INSTRUCTIONS TO FOLLOW: Please give the listing again, word for word, with nothing left out.

STORED DATA:
◆ ◆ ◆

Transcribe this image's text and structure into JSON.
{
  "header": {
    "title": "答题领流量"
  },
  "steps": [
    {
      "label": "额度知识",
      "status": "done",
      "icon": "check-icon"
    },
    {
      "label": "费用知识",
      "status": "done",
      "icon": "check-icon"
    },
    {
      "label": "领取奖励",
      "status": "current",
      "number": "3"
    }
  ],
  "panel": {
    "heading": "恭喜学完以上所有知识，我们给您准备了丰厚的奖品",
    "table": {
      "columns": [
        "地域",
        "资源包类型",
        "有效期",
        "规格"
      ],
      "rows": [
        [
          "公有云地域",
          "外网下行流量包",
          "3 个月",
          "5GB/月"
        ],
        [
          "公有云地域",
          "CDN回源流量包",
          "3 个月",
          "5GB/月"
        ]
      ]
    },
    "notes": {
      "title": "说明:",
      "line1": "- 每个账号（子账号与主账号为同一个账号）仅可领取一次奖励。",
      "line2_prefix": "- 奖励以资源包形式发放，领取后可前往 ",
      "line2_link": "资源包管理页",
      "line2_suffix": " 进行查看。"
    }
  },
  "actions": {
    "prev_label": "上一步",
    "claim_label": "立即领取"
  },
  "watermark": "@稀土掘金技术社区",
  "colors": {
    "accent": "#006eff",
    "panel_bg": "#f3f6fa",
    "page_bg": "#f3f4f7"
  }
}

◆ ◆ ◆

CORRECT RESULT:
Transcribe this image's text and structure into JSON.
{
  "header": {
    "title": "答题领流量"
  },
  "steps": [
    {
      "label": "额度知识",
      "status": "done",
      "icon": "check-icon"
    },
    {
      "label": "费用知识",
      "status": "done",
      "icon": "check-icon"
    },
    {
      "label": "领取奖励",
      "status": "current",
      "number": "3"
    }
  ],
  "panel": {
    "heading": "恭喜学完以上所有知识，我们给您准备了丰厚的奖品",
    "table": {
      "columns": [
        "地域",
        "资源包类型",
        "有效期",
        "规格"
      ],
      "rows": [
        [
          "公有云地域",
          "外网下行流量包",
          "3 个月",
          "5GB/月"
        ],
        [
          "公有云地域",
          "CDN回源流量包",
          "3 个月",
          "5GB/月"
        ]
      ]
    },
    "notes": {
      "title": "说明:",
      "line1": "- 每个账号（子账号与主账号为同一个账号）仅可领取一次奖励。",
      "line2_prefix": "- 奖励以资源包形式发放，领取后可前往 ",
      "line2_link": "资源包管理页",
      "line2_suffix": " 进行查看。"
    }
  },
  "actions": {
    "prev_label": "上一步",
    "claim_label": "立即领取"
  },
  "watermark": "@稀土掘金技术社区",
  "colors": {
    "accent": "#006eff",
    "panel_bg": "#f3f6fa",
    "page_bg": "#f3f4f7"
  }
}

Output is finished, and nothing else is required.